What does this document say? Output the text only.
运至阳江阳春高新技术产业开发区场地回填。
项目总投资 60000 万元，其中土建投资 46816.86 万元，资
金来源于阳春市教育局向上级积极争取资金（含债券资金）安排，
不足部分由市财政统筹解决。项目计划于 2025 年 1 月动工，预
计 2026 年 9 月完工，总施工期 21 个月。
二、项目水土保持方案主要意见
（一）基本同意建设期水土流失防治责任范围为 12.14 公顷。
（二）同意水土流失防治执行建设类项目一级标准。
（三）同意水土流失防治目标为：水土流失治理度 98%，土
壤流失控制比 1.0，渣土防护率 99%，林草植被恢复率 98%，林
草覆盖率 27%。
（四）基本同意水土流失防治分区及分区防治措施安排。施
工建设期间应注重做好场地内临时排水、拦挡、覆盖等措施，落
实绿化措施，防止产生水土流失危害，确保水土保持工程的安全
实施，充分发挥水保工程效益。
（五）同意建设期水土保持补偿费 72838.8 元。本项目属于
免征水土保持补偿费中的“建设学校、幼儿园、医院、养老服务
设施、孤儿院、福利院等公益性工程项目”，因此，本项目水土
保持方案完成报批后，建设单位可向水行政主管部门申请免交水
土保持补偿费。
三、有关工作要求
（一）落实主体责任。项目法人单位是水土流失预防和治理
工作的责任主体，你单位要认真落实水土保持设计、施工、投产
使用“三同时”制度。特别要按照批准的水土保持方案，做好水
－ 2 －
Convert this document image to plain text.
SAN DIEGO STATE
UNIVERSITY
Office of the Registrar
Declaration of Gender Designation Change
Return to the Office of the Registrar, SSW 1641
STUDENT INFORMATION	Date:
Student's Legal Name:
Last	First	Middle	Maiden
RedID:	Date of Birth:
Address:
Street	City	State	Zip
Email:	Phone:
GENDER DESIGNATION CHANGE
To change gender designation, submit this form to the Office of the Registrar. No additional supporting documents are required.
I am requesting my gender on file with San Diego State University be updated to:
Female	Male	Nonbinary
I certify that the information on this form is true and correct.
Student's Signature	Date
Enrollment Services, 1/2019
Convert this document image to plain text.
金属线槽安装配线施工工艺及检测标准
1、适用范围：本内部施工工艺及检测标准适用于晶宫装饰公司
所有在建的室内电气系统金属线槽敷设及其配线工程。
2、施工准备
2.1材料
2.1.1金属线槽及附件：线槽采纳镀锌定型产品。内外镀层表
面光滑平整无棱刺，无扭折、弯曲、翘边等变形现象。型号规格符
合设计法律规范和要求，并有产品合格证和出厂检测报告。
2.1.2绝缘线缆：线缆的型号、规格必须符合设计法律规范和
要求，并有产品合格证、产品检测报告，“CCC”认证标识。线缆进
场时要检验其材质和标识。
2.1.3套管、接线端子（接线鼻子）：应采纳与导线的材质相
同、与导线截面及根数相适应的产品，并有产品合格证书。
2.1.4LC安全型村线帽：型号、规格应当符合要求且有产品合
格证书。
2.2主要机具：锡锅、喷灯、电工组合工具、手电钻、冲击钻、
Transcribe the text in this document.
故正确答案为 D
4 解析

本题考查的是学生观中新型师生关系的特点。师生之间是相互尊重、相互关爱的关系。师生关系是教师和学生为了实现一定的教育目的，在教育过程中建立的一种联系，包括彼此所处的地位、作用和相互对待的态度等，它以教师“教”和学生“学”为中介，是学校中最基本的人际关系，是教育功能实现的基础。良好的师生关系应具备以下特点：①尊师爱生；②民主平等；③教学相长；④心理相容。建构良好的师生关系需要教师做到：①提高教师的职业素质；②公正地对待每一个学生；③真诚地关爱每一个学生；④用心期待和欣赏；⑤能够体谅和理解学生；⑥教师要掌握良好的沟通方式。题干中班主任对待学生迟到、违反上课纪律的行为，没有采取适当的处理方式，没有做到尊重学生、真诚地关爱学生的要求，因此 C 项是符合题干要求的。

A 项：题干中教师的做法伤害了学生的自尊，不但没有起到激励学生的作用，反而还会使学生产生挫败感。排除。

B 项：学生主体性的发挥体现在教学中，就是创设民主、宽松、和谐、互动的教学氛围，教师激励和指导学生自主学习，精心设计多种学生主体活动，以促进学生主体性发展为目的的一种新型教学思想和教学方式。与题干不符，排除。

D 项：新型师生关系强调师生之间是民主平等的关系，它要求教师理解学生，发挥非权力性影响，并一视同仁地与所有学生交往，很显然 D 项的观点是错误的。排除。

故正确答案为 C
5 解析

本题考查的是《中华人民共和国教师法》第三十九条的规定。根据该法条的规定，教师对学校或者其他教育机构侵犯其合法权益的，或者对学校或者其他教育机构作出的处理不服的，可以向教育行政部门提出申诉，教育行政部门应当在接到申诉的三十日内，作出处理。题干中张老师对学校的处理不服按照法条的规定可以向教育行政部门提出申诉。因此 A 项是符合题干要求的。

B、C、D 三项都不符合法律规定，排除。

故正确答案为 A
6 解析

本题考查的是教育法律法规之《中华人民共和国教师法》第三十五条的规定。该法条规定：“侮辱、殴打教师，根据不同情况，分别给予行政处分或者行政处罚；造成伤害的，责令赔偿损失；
───
*TO BE DONE*. Where a line in the material contains "Office", copy that line.

*REPLY*.
Office of the Registrar
Return to the Office of the Registrar, SSW 1641
To change gender designation, submit this form to the Office of the Registrar. No additional supporting documents are required.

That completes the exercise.